# [Problem to work on]
Reproduce the full listing below unchanged, apart from the pictures.

------------------------------

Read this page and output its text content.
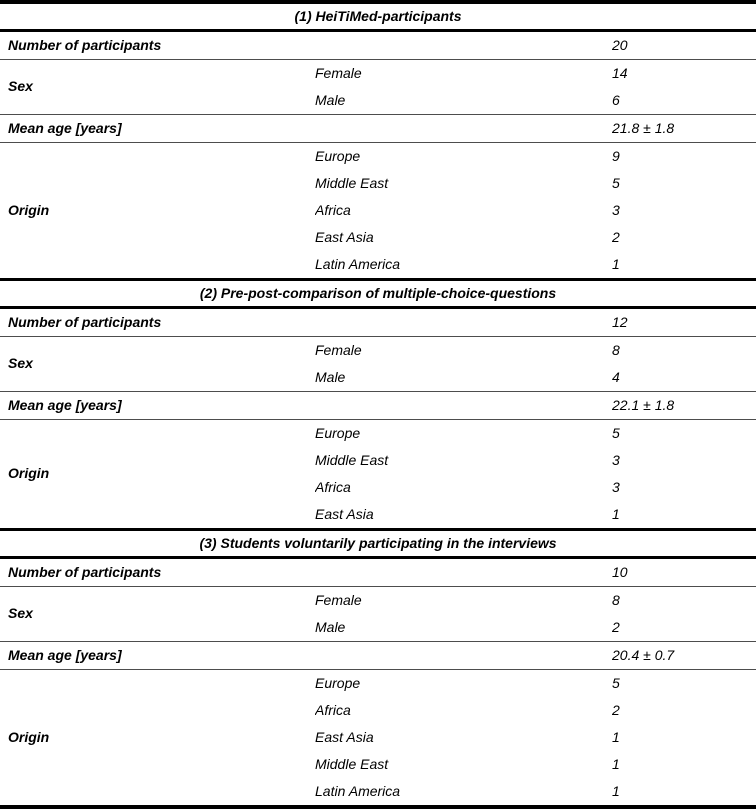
(1) HeiTiMed-participants		
Number of participants		20
Sex	Female	14
	Male	6
Mean age [years]		21.8 ± 1.8
Origin	Europe	9
	Middle East	5
	Africa	3
	East Asia	2
	Latin America	1
(2) Pre-post-comparison of multiple-choice-questions		
Number of participants		12
Sex	Female	8
	Male	4
Mean age [years]		22.1 ± 1.8
Origin	Europe	5
	Middle East	3
	Africa	3
	East Asia	1
(3) Students voluntarily participating in the interviews		
Number of participants		10
Sex	Female	8
	Male	2
Mean age [years]		20.4 ± 0.7
Origin	Europe	5
	Africa	2
	East Asia	1
	Middle East	1
	Latin America	1
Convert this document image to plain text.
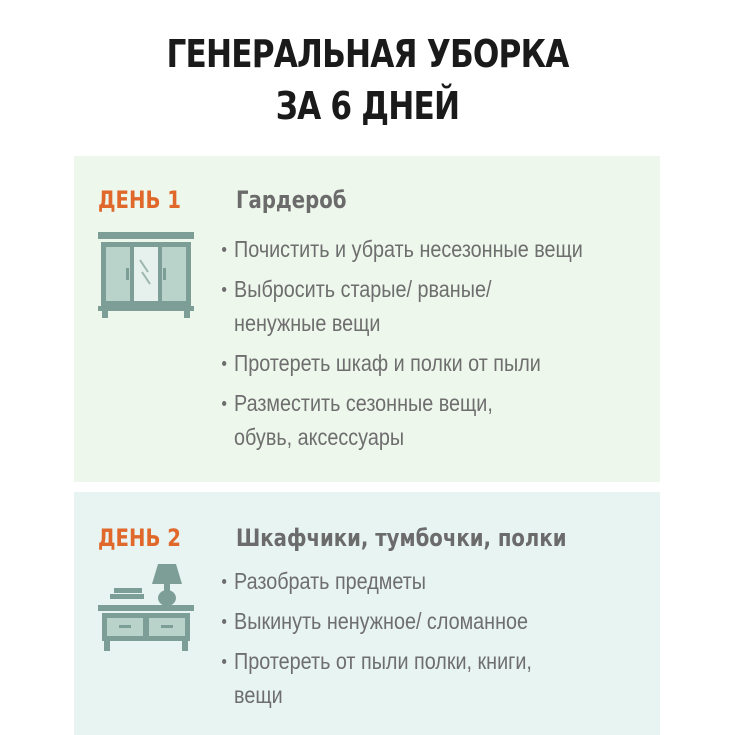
ГЕНЕРАЛЬНАЯ УБОРКА
ЗА 6 ДНЕЙ
ДЕНЬ 1 Гардероб
Почистить и убрать несезонные вещи
Выбросить старые/ рваные/
ненужные вещи
Протереть шкаф и полки от пыли
Разместить сезонные вещи,
обувь, аксессуары
ДЕНЬ 2 Шкафчики, тумбочки, полки
Разобрать предметы
Выкинуть ненужное/ сломанное
Протереть от пыли полки, книги,
вещи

------------------------------

# [Finished exercise]
Read this page and output its text content.
(1) HeiTiMed-participants		
Number of participants		20
Sex	Female	14
	Male	6
Mean age [years]		21.8 ± 1.8
Origin	Europe	9
	Middle East	5
	Africa	3
	East Asia	2
	Latin America	1
(2) Pre-post-comparison of multiple-choice-questions		
Number of participants		12
Sex	Female	8
	Male	4
Mean age [years]		22.1 ± 1.8
Origin	Europe	5
	Middle East	3
	Africa	3
	East Asia	1
(3) Students voluntarily participating in the interviews		
Number of participants		10
Sex	Female	8
	Male	2
Mean age [years]		20.4 ± 0.7
Origin	Europe	5
	Africa	2
	East Asia	1
	Middle East	1
	Latin America	1
Convert this document image to plain text.
ГЕНЕРАЛЬНАЯ УБОРКА
ЗА 6 ДНЕЙ
ДЕНЬ 1 Гардероб
Почистить и убрать несезонные вещи
Выбросить старые/ рваные/
ненужные вещи
Протереть шкаф и полки от пыли
Разместить сезонные вещи,
обувь, аксессуары
ДЕНЬ 2 Шкафчики, тумбочки, полки
Разобрать предметы
Выкинуть ненужное/ сломанное
Протереть от пыли полки, книги,
вещи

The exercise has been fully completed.